[Data records]
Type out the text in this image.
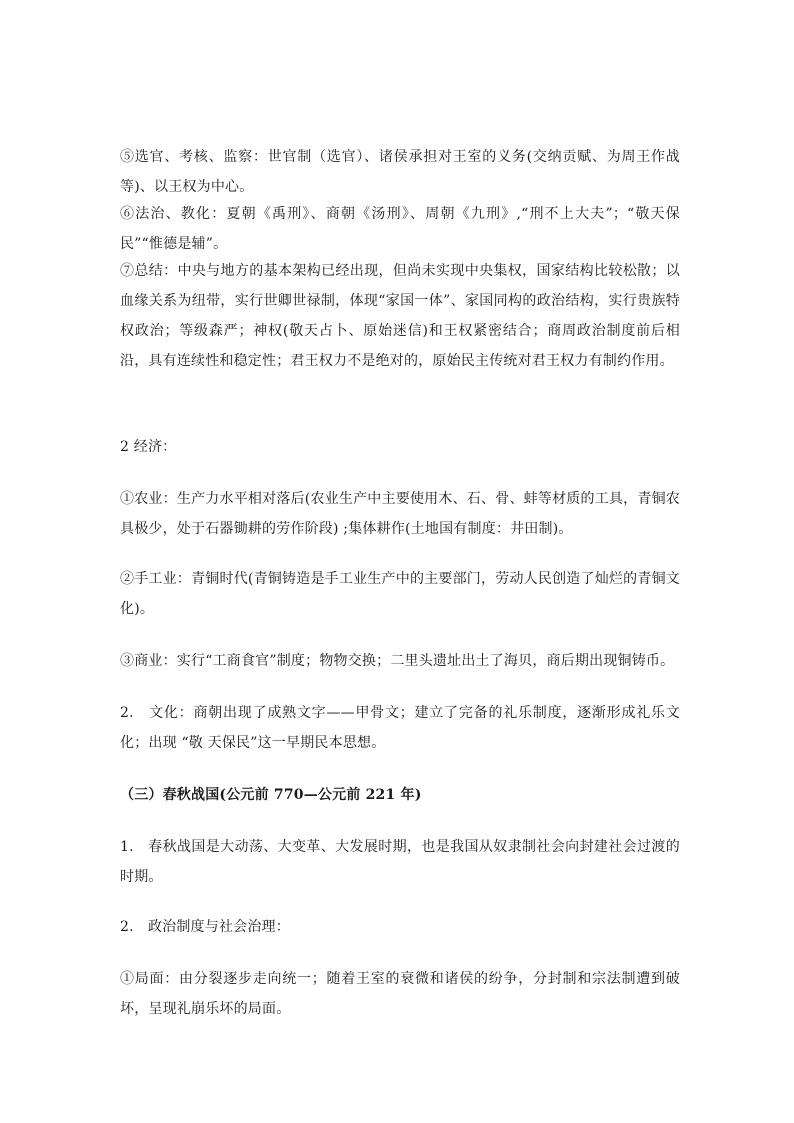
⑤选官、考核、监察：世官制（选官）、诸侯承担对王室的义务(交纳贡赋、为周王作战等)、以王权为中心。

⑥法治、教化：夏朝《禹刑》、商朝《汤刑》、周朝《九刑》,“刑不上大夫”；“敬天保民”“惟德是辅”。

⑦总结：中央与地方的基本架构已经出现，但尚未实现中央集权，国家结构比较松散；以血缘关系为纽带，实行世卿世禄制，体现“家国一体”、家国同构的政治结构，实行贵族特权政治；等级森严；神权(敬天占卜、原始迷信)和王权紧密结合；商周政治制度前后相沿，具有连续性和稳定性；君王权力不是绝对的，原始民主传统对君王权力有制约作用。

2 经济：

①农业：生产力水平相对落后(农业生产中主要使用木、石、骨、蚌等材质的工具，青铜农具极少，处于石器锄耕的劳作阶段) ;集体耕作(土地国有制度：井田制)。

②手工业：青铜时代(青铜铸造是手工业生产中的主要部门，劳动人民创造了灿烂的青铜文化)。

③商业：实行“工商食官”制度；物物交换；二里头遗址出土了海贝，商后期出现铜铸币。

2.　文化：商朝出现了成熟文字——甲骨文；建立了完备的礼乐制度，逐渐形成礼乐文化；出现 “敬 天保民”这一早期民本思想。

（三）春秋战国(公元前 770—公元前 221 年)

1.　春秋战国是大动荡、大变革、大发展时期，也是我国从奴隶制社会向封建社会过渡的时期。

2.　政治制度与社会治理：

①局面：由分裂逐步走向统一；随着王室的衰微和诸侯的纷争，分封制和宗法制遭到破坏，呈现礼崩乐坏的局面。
--
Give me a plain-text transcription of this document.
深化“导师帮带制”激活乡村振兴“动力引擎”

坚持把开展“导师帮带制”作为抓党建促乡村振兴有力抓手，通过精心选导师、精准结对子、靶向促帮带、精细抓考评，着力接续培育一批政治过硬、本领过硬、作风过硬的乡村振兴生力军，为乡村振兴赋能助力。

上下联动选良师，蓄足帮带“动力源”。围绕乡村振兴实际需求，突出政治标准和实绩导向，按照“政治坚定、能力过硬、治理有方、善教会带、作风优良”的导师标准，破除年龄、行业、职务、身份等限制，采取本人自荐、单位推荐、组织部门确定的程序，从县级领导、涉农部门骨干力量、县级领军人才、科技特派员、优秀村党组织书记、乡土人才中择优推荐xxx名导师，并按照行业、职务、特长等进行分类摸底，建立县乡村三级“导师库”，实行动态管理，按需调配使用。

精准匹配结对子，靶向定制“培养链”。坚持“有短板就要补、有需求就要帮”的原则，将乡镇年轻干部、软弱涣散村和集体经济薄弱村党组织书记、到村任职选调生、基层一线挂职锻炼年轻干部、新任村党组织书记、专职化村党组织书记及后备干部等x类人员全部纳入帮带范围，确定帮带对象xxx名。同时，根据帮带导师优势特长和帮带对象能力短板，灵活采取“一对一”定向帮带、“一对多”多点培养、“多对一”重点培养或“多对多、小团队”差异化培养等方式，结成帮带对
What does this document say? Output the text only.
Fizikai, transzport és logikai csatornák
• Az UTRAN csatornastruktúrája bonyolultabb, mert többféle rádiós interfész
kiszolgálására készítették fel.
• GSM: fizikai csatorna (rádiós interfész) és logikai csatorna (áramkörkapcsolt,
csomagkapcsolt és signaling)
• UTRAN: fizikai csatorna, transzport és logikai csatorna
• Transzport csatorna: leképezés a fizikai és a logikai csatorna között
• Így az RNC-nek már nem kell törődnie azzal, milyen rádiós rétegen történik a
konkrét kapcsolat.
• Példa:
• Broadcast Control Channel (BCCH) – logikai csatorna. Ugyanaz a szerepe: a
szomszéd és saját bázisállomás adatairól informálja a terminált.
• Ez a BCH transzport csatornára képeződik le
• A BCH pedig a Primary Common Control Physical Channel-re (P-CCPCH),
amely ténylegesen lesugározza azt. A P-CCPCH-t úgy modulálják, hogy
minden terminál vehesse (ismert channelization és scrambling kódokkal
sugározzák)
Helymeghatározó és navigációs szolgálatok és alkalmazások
---
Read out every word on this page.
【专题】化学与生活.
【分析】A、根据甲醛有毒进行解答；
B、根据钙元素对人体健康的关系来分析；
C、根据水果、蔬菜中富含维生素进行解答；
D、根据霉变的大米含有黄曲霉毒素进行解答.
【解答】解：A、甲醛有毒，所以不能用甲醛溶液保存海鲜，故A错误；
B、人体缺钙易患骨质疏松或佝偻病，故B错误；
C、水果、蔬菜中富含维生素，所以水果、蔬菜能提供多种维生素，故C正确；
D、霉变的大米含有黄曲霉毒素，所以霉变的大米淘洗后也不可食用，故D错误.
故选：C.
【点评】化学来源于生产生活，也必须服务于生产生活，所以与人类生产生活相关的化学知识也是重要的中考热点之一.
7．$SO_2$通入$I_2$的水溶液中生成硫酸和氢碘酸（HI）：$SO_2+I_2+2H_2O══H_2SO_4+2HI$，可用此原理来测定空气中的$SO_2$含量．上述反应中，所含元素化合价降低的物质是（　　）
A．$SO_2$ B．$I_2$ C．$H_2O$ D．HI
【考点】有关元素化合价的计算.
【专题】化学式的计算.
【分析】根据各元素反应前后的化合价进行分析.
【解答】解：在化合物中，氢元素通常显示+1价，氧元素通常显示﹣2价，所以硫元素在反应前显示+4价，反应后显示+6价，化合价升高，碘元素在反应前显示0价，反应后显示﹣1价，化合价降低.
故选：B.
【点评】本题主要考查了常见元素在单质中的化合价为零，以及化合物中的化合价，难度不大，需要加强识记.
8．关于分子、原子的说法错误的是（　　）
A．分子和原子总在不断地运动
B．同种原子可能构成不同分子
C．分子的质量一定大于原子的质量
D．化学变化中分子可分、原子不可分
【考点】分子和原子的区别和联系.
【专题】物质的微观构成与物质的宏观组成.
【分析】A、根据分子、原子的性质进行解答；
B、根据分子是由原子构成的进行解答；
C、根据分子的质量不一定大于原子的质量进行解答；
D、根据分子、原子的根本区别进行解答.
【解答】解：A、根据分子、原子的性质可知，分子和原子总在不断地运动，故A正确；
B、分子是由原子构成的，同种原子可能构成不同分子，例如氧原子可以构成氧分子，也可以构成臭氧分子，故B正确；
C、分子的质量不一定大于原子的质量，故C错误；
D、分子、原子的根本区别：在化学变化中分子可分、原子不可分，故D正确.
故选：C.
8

(REQUIRED WORK): From the listing above, return each line with the word "this".

(ANSWER FOR THE TASK):
Type out the text in this image.
Give me a plain-text transcription of this document.
What does this document say? Output the text only.
Read out every word on this page.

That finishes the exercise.